Stated exercise
Pull every line of the entries that has the word "JSON".

-- start of Raw data --

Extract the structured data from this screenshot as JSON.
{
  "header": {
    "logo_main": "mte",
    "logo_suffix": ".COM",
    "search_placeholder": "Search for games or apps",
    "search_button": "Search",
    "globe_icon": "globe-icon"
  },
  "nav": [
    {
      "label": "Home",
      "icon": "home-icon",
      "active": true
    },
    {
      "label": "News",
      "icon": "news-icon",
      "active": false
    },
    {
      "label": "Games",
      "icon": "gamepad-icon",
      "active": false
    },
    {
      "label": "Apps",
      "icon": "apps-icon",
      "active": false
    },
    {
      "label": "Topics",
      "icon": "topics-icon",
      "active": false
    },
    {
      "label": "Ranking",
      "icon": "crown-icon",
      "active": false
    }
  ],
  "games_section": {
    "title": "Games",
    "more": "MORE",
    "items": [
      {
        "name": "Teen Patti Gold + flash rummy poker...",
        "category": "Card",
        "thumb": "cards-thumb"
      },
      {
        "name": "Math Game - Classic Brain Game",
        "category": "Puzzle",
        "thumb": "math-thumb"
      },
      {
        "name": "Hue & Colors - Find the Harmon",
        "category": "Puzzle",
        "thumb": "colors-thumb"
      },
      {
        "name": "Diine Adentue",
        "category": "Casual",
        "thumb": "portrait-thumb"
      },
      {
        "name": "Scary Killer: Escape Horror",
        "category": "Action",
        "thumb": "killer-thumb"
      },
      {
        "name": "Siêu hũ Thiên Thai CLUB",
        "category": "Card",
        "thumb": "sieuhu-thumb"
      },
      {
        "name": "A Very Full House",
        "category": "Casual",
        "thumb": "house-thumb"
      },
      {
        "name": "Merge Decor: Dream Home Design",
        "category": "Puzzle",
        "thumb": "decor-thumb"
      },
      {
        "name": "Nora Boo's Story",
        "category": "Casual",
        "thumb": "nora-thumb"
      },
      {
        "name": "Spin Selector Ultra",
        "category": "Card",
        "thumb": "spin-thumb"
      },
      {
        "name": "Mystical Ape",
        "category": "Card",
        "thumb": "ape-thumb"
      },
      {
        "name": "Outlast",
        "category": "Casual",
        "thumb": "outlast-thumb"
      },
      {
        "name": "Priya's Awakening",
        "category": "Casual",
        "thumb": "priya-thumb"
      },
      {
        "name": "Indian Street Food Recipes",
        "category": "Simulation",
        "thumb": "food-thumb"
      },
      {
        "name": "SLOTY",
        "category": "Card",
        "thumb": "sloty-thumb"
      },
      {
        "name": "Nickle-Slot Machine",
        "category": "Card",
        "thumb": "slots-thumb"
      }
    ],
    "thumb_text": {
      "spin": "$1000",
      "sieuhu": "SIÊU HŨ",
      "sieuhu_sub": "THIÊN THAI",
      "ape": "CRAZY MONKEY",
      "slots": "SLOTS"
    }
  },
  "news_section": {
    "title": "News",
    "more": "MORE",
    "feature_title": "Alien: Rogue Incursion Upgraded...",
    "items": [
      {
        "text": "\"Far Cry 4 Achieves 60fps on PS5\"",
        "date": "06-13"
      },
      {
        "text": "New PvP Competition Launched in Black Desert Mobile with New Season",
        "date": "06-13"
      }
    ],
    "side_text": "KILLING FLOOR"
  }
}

-- end of Raw data --
-- start of Raw data --

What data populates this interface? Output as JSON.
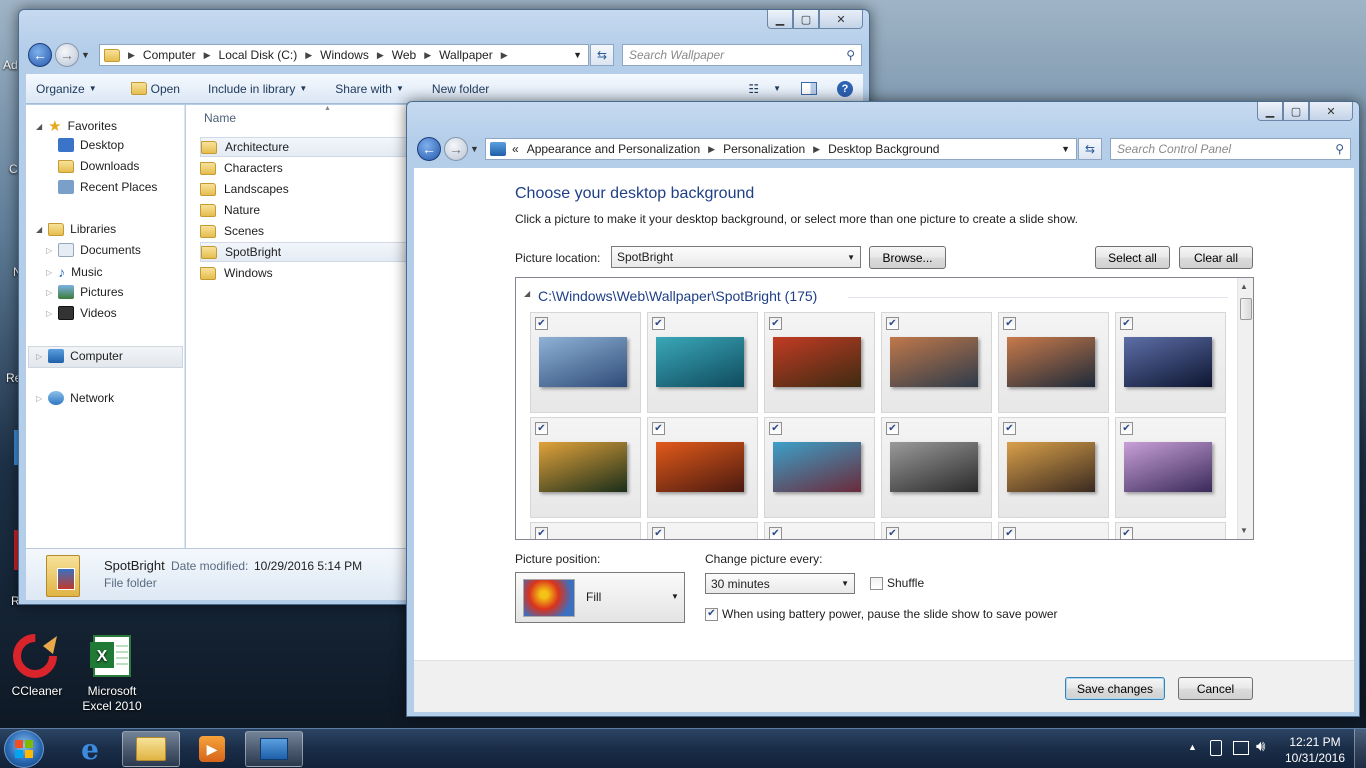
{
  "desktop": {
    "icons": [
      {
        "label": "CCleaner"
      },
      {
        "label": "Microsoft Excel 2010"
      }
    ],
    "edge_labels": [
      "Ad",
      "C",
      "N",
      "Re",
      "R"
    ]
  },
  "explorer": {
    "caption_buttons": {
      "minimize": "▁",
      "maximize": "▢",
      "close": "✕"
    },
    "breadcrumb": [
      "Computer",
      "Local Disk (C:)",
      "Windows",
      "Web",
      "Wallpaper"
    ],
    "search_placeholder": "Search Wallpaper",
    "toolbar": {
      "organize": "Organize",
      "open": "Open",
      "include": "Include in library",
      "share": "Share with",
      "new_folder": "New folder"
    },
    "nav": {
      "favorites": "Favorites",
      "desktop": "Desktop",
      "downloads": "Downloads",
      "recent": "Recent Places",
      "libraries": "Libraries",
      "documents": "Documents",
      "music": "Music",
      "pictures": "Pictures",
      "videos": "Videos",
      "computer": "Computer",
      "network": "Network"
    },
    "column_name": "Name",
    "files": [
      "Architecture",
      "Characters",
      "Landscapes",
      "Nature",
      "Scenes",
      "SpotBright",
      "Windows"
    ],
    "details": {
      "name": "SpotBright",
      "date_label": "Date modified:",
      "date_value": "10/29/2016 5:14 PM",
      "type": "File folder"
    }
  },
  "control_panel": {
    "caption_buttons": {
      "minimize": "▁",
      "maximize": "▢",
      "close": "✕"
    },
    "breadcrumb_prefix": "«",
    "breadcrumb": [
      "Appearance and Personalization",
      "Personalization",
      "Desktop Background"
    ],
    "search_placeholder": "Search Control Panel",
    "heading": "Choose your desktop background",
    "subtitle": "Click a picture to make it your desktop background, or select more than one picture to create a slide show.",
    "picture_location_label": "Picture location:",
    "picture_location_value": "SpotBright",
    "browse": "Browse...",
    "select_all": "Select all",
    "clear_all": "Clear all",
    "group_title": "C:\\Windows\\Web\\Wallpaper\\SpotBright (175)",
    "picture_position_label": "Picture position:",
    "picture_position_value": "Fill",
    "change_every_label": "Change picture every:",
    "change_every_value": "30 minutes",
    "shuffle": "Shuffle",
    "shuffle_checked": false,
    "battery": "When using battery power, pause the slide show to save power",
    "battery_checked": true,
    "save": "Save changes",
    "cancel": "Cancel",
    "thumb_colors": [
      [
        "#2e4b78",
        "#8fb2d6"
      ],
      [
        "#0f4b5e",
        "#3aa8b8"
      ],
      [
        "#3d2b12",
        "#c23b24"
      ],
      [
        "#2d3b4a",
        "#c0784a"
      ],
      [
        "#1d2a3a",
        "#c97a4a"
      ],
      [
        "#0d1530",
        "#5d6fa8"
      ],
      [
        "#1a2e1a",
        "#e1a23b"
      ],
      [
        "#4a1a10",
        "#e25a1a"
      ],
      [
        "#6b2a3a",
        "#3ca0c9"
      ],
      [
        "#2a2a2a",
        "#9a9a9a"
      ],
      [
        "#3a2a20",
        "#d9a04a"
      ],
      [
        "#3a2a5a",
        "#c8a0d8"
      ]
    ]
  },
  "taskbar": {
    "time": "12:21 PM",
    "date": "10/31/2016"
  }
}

-- end of Raw data --

Result of this exercise
Extract the structured data from this screenshot as JSON.
What data populates this interface? Output as JSON.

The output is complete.